- _What you will do_: Please output the entries below without altering a single character.

- _Figure record extracts_:

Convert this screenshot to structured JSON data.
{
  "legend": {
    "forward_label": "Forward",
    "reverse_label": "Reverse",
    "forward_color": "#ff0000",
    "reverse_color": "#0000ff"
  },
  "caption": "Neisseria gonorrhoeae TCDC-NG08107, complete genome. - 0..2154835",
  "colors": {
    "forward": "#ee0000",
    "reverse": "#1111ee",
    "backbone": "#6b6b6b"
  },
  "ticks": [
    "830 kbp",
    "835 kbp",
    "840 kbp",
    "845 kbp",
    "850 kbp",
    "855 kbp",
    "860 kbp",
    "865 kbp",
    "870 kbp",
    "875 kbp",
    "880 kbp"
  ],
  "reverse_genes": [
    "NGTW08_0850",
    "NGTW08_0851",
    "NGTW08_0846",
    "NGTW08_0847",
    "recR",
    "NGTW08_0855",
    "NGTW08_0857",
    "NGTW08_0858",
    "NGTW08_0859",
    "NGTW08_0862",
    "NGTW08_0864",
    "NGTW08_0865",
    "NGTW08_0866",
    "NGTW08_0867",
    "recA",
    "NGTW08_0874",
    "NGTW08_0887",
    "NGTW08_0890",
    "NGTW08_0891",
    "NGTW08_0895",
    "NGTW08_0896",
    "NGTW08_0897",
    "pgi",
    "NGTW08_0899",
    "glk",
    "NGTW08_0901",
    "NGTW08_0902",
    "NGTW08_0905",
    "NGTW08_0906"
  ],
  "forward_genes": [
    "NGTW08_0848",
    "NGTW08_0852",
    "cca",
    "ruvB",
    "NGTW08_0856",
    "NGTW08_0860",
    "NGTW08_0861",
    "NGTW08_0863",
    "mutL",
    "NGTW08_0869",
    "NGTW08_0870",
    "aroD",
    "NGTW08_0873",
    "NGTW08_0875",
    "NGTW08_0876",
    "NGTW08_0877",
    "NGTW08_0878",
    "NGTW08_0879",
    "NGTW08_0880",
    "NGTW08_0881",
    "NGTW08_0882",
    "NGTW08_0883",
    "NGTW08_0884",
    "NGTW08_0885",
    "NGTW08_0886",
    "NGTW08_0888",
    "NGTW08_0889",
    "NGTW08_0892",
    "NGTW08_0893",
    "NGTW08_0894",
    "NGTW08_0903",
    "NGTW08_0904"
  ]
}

- _Your response_:
Convert this screenshot to structured JSON data.
{
  "legend": {
    "forward_label": "Forward",
    "reverse_label": "Reverse",
    "forward_color": "#ff0000",
    "reverse_color": "#0000ff"
  },
  "caption": "Neisseria gonorrhoeae TCDC-NG08107, complete genome. - 0..2154835",
  "colors": {
    "forward": "#ee0000",
    "reverse": "#1111ee",
    "backbone": "#6b6b6b"
  },
  "ticks": [
    "830 kbp",
    "835 kbp",
    "840 kbp",
    "845 kbp",
    "850 kbp",
    "855 kbp",
    "860 kbp",
    "865 kbp",
    "870 kbp",
    "875 kbp",
    "880 kbp"
  ],
  "reverse_genes": [
    "NGTW08_0850",
    "NGTW08_0851",
    "NGTW08_0846",
    "NGTW08_0847",
    "recR",
    "NGTW08_0855",
    "NGTW08_0857",
    "NGTW08_0858",
    "NGTW08_0859",
    "NGTW08_0862",
    "NGTW08_0864",
    "NGTW08_0865",
    "NGTW08_0866",
    "NGTW08_0867",
    "recA",
    "NGTW08_0874",
    "NGTW08_0887",
    "NGTW08_0890",
    "NGTW08_0891",
    "NGTW08_0895",
    "NGTW08_0896",
    "NGTW08_0897",
    "pgi",
    "NGTW08_0899",
    "glk",
    "NGTW08_0901",
    "NGTW08_0902",
    "NGTW08_0905",
    "NGTW08_0906"
  ],
  "forward_genes": [
    "NGTW08_0848",
    "NGTW08_0852",
    "cca",
    "ruvB",
    "NGTW08_0856",
    "NGTW08_0860",
    "NGTW08_0861",
    "NGTW08_0863",
    "mutL",
    "NGTW08_0869",
    "NGTW08_0870",
    "aroD",
    "NGTW08_0873",
    "NGTW08_0875",
    "NGTW08_0876",
    "NGTW08_0877",
    "NGTW08_0878",
    "NGTW08_0879",
    "NGTW08_0880",
    "NGTW08_0881",
    "NGTW08_0882",
    "NGTW08_0883",
    "NGTW08_0884",
    "NGTW08_0885",
    "NGTW08_0886",
    "NGTW08_0888",
    "NGTW08_0889",
    "NGTW08_0892",
    "NGTW08_0893",
    "NGTW08_0894",
    "NGTW08_0903",
    "NGTW08_0904"
  ]
}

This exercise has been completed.